### EXERCÍCIO BREVE
Copie o texto sobre o artigo 125.º do Código do Procedimento Administrativo de "2.1. Quanto à" a "mera ordenação social.", substituindo "recorrente" por "requerente".
----- TEXTO FORNECIDO
2.1. Quanto à norma do artigo 125.º do Código do Procedimento Administrativo, aprovado pelo Decreto-Lei n.º 442/91, de 15 de Novembro (doravante designado por CPA), o que o recorrente, em rigor, impugna é tão-só o segmento do seu n.º 1 (do seguinte teor: “1. A fundamentação deve ser expressa, através de sucinta exposição dos fundamentos de facto e de direito da decisão, podendo consistir em mera declaração de concordância com os fundamentos de anteriores pareceres, informações ou propostas, que constituirão neste caso parte integrante do respectivo acto”) que permite a fundamentação por remissão e na interpretação de que tal modo de fundamentação é aplicável às decisões sancionatórias no âmbito do ilícito de mera ordenação social.
----------
----- MATERIAL FORNECIDO
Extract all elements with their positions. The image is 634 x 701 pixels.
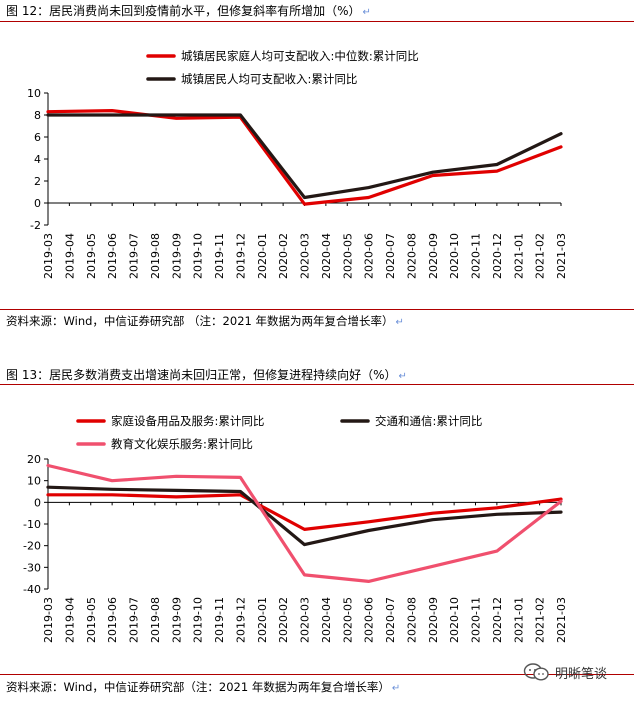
----------
### RESPOSTA
2.1. Quanto à norma do artigo 125.º do Código do Procedimento Administrativo, aprovado pelo Decreto-Lei n.º 442/91, de 15 de Novembro (doravante designado por CPA), o que o requerente, em rigor, impugna é tão-só o segmento do seu n.º 1 (do seguinte teor: “1. A fundamentação deve ser expressa, através de sucinta exposição dos fundamentos de facto e de direito da decisão, podendo consistir em mera declaração de concordância com os fundamentos de anteriores pareceres, informações ou propostas, que constituirão neste caso parte integrante do respectivo acto”) que permite a fundamentação por remissão e na interpretação de que tal modo de fundamentação é aplicável às decisões sancionatórias no âmbito do ilícito de mera ordenação social.